* Your objective *
From the entries below, copy out every line with "this" in it.

* Extracted records *

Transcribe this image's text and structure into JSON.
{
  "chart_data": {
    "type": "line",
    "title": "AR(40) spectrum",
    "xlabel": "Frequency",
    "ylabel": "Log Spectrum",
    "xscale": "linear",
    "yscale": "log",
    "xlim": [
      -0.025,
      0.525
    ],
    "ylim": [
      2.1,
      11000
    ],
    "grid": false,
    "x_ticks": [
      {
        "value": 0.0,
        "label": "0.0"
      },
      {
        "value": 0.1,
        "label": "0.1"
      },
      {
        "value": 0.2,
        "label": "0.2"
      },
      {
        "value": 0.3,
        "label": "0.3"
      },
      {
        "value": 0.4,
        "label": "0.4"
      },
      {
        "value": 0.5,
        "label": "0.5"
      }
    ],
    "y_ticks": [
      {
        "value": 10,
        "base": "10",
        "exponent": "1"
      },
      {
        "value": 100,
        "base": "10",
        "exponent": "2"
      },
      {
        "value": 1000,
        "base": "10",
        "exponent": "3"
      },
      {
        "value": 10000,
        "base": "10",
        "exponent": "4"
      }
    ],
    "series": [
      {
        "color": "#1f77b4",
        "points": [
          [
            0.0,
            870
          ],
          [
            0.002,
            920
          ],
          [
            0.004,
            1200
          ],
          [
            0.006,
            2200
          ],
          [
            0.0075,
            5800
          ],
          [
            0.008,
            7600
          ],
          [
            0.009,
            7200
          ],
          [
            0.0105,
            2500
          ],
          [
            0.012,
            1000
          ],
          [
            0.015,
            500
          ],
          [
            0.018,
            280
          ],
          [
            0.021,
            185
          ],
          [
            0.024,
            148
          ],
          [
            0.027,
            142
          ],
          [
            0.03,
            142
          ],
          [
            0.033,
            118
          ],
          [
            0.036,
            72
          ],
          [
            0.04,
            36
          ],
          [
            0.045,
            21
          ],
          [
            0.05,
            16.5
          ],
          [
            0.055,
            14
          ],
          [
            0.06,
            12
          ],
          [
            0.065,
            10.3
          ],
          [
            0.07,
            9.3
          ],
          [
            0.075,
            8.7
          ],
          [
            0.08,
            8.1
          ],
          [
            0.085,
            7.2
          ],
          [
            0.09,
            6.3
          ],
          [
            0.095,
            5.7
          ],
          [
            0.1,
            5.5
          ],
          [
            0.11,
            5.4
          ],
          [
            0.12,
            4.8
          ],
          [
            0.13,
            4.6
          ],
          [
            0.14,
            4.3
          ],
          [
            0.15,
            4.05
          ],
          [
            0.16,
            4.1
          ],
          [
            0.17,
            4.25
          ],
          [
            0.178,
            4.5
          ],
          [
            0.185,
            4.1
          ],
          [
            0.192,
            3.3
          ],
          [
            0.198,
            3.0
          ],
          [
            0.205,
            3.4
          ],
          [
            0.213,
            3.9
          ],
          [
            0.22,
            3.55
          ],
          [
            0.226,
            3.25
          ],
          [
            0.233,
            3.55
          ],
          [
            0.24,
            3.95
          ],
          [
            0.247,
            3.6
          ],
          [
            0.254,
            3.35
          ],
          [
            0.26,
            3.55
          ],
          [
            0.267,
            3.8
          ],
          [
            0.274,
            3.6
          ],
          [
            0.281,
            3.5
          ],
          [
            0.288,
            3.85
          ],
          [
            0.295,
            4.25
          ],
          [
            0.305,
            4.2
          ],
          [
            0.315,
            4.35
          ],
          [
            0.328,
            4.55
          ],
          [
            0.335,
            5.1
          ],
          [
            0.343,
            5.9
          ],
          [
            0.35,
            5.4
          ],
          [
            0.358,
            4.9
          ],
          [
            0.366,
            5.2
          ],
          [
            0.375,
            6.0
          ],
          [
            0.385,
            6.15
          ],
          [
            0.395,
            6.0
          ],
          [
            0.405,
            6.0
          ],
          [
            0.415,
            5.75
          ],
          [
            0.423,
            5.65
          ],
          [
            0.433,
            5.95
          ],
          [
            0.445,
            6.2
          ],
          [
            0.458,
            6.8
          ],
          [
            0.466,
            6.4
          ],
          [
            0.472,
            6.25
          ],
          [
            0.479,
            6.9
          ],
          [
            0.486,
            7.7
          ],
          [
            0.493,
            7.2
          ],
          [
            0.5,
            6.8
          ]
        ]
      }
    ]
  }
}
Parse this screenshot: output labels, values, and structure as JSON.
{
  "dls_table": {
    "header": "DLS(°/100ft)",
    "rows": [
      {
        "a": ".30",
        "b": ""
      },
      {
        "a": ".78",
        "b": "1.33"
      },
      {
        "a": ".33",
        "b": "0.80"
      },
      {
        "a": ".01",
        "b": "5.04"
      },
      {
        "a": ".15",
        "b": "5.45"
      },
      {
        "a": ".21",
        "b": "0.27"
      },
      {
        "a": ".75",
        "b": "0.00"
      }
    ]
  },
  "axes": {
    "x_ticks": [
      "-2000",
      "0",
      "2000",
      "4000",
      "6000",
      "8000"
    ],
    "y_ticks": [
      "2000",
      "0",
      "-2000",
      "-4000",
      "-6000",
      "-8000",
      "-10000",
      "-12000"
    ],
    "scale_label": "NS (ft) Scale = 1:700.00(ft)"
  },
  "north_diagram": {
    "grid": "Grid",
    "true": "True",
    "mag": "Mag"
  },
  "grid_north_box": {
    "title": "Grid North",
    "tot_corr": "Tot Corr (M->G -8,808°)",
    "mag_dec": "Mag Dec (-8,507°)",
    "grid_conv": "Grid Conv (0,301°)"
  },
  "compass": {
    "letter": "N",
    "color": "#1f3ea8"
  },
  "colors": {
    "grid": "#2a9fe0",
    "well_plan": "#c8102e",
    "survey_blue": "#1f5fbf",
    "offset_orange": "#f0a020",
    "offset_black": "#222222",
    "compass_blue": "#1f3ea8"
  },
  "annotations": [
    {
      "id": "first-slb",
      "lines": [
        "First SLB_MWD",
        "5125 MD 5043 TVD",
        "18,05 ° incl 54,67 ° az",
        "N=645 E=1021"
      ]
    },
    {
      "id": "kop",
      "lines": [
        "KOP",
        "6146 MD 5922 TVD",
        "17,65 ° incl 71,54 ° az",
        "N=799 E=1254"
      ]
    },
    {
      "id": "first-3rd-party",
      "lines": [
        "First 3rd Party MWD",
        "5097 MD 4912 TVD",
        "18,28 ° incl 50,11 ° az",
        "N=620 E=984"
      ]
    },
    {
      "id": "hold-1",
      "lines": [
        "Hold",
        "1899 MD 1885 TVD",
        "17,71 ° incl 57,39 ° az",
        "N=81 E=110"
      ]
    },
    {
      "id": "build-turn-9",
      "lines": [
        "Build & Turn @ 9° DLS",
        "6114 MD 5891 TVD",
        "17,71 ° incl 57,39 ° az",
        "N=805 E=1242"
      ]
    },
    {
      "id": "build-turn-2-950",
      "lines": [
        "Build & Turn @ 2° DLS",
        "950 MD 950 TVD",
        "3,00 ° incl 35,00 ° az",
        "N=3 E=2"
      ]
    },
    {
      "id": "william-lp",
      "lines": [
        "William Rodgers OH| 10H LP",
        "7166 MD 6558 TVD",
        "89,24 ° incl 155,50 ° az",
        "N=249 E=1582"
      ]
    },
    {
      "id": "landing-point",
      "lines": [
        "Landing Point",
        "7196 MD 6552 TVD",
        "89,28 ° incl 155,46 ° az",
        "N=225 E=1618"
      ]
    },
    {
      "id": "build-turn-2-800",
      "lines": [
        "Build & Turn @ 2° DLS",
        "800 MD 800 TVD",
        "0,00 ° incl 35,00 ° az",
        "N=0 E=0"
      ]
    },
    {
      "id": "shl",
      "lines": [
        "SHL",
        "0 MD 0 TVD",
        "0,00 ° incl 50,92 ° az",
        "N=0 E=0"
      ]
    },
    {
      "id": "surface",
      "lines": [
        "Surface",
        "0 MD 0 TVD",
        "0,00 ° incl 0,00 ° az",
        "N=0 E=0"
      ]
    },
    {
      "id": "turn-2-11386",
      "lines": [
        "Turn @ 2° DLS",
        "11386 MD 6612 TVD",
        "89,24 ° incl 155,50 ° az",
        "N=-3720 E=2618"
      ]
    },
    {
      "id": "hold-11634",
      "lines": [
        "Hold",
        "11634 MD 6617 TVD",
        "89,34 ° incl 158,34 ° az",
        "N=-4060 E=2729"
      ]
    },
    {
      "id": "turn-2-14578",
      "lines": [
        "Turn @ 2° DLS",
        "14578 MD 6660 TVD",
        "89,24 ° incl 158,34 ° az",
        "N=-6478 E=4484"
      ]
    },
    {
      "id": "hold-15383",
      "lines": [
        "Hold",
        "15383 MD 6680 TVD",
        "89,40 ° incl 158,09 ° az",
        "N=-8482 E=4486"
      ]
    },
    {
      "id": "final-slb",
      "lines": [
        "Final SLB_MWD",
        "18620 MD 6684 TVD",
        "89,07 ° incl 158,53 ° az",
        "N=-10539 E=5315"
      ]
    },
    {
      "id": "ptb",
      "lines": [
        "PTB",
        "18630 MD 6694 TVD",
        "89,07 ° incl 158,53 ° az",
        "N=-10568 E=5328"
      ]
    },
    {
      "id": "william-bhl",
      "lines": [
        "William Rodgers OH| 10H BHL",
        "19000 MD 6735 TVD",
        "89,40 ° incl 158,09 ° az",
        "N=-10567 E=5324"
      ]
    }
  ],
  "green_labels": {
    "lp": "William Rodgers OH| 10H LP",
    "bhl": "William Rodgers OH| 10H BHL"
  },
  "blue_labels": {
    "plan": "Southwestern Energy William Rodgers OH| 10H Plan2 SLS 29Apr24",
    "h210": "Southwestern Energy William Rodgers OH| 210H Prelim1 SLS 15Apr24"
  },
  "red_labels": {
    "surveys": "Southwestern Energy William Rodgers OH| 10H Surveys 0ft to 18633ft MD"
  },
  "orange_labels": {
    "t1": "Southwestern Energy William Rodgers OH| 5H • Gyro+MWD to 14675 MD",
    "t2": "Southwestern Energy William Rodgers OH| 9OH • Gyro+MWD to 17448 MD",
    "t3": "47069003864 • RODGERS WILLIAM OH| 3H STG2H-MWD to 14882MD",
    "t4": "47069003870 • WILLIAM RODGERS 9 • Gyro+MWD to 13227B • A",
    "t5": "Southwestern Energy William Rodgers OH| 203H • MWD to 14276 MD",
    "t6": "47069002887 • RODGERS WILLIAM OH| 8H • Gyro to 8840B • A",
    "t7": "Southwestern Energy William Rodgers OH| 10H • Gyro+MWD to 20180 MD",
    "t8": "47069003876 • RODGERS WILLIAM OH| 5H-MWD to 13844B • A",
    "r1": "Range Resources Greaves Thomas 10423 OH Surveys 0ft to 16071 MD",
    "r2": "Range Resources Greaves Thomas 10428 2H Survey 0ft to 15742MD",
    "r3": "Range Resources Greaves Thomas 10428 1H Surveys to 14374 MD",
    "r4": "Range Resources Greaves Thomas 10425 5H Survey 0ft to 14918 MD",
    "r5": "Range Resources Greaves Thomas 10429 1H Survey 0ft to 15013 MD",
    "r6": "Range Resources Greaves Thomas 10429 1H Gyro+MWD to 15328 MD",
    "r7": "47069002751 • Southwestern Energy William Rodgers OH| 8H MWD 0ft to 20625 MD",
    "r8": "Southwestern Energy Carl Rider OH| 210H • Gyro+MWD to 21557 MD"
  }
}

* The solution *
Transcribe this image's text and structure into JSON.
Parse this screenshot: output labels, values, and structure as JSON.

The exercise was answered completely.